◆ Your objective: Note each line of the entries that includes "every". Then copy those lines.
(Supplied entries Opens)
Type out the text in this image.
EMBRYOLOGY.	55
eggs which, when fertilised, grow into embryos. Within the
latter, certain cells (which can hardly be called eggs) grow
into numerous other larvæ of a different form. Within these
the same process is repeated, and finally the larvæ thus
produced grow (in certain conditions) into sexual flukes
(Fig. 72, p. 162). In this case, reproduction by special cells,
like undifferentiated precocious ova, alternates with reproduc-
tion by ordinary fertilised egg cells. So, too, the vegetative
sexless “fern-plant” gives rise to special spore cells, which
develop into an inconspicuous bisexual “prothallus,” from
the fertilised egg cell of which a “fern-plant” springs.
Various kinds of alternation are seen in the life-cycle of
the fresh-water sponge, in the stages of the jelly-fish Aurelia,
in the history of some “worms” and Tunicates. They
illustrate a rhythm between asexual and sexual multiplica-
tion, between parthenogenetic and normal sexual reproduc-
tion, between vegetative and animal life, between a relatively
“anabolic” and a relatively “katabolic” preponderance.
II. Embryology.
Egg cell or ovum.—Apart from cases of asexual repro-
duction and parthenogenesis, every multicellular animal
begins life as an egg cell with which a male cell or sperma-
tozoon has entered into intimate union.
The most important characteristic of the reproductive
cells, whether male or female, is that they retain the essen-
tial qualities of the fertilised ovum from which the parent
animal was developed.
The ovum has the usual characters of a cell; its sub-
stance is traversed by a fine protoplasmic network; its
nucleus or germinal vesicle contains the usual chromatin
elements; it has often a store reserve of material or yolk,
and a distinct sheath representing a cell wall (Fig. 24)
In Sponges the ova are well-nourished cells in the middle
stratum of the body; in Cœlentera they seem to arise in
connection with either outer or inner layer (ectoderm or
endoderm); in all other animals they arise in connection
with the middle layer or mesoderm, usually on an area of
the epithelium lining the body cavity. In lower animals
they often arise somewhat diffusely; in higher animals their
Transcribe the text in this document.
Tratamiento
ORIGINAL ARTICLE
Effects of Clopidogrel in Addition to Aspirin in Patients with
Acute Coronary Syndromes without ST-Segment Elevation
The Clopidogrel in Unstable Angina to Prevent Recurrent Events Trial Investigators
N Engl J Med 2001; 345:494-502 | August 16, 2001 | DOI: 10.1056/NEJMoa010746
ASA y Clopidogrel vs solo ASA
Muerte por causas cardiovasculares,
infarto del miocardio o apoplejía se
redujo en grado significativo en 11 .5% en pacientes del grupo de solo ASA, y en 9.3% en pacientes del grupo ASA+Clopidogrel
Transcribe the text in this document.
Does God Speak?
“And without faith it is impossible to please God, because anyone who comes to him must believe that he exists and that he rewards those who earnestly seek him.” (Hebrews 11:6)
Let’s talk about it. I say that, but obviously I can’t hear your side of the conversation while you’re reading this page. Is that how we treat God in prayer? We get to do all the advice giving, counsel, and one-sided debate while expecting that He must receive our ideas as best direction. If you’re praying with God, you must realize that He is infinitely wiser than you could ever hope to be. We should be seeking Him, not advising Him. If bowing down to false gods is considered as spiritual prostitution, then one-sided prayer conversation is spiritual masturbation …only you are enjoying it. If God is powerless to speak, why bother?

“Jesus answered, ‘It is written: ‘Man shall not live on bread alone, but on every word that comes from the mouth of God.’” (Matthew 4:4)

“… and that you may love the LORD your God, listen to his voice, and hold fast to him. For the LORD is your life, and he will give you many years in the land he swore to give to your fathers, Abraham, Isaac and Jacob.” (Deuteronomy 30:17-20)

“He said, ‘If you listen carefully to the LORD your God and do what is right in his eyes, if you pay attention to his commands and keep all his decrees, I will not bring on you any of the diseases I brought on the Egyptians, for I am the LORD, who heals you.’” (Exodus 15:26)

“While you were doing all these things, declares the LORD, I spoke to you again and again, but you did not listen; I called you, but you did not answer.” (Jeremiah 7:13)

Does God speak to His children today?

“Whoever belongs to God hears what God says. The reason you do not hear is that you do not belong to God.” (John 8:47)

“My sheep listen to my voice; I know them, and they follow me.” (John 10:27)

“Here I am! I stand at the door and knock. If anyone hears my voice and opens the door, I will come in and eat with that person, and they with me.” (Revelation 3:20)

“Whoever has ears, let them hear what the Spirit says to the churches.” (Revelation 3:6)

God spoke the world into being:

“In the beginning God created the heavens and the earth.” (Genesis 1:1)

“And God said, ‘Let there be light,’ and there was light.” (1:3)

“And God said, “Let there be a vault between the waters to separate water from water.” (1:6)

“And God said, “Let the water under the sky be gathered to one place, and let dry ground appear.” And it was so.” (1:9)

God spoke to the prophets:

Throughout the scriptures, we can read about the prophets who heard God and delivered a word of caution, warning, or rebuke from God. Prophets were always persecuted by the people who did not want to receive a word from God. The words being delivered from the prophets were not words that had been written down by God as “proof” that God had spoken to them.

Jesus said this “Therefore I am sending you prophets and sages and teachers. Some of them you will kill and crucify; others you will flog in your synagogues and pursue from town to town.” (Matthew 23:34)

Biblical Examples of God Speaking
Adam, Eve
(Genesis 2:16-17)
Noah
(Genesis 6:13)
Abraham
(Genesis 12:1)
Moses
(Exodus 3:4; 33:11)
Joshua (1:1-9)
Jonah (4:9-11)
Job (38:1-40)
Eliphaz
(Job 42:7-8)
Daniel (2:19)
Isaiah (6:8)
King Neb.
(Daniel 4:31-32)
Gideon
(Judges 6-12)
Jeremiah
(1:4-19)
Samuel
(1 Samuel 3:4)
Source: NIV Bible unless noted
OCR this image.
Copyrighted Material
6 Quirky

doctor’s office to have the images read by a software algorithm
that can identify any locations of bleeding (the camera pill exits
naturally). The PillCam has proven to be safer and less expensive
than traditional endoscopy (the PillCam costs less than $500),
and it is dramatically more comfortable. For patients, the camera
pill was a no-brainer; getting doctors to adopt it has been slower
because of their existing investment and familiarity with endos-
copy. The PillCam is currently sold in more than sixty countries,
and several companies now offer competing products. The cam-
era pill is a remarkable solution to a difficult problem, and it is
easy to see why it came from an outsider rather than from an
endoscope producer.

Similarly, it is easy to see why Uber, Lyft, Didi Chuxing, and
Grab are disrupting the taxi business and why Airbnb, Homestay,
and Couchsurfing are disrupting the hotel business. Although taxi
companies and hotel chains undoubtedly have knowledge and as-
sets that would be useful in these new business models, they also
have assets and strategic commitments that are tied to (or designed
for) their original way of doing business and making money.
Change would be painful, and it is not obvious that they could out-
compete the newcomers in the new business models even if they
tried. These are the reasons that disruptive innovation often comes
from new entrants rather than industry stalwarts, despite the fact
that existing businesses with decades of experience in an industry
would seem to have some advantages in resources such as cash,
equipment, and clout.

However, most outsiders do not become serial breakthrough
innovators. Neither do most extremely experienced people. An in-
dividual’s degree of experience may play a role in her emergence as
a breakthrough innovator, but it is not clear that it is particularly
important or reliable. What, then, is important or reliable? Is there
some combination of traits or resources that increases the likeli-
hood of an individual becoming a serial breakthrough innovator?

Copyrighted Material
(Supplied entries Closes)
◆ Output below:
duction and parthenogenesis, every multicellular animal
“Jesus answered, ‘It is written: ‘Man shall not live on bread alone, but on every word that comes from the mouth of God.’” (Matthew 4:4)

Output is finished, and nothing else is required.